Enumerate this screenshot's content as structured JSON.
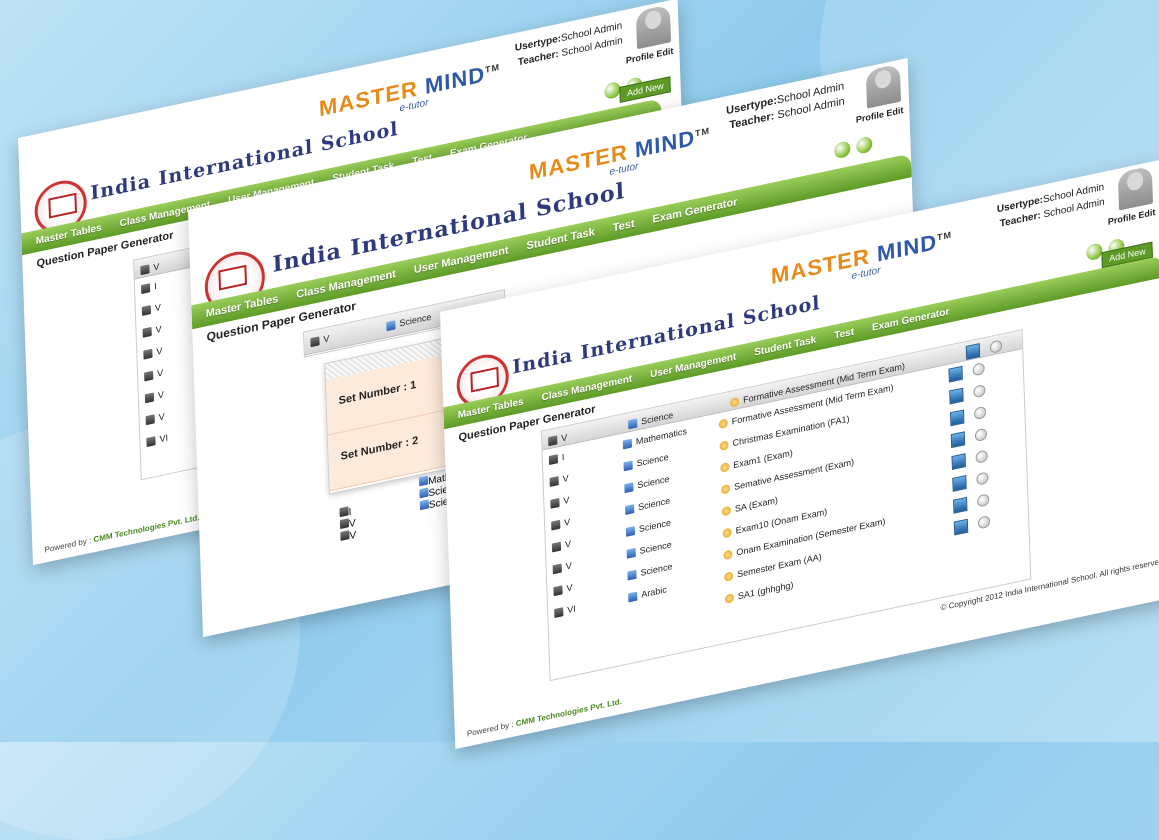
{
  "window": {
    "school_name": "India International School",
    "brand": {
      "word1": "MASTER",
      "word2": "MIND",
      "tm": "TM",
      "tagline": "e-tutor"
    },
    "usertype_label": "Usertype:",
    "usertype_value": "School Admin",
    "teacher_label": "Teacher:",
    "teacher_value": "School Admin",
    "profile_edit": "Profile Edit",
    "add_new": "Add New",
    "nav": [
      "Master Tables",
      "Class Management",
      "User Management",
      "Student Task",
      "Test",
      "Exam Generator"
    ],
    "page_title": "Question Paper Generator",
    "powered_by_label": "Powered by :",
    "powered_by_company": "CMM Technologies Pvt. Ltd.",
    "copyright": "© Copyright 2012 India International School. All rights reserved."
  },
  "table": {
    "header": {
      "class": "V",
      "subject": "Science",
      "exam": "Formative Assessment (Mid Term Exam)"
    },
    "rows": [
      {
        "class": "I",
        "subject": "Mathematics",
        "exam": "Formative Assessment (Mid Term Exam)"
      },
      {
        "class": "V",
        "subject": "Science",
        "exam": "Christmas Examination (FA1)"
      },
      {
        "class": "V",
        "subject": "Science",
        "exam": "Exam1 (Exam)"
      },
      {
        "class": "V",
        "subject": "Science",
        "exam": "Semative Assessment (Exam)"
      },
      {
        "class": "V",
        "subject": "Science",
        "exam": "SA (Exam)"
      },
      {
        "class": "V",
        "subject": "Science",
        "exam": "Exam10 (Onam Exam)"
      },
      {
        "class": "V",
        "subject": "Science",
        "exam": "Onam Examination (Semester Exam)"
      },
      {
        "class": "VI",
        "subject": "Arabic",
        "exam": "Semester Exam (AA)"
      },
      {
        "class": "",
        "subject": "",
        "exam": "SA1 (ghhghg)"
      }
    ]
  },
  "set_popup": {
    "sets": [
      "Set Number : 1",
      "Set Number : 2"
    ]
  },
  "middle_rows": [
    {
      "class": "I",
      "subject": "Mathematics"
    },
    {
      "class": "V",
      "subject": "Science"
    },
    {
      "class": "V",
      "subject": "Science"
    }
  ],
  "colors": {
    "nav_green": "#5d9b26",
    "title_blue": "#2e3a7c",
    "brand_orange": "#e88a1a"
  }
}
==
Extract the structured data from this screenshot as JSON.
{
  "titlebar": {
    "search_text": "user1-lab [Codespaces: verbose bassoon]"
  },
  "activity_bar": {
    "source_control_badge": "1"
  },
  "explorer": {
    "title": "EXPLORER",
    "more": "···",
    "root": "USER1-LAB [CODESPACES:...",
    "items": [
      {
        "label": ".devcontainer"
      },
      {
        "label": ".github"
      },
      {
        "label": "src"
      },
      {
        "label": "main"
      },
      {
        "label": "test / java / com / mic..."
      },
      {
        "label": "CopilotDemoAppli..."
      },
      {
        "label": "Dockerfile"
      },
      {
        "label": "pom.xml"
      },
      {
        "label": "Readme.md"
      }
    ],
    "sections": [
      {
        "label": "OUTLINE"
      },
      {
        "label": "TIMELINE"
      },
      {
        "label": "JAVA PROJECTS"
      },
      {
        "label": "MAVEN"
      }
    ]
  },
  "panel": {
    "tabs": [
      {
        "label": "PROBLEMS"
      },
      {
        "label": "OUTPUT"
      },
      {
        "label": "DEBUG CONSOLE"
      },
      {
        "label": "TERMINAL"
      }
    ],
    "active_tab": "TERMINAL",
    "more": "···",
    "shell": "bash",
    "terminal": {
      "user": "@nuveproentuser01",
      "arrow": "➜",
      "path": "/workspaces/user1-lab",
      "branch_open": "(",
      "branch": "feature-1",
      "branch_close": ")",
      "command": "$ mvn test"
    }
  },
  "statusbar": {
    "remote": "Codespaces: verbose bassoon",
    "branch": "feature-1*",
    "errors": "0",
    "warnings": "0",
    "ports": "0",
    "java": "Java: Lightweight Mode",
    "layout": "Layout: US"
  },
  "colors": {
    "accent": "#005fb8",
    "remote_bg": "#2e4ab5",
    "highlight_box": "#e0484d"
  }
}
* * *
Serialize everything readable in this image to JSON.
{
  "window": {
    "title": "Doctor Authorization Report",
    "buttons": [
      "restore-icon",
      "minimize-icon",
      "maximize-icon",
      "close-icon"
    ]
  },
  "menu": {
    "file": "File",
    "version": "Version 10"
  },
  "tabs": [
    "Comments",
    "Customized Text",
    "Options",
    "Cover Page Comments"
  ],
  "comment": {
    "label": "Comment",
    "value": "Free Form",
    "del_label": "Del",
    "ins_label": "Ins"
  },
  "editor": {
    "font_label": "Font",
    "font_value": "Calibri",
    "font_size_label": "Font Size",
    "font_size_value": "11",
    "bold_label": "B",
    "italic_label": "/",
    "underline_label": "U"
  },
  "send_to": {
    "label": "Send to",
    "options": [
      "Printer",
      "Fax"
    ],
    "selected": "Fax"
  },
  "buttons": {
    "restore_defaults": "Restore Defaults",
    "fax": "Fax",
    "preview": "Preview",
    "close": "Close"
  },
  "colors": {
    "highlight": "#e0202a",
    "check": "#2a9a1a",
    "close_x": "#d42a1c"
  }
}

> Stated task:
Among the lines above, count those containing the word "this" and give nothing but the result.

> The completed task:
3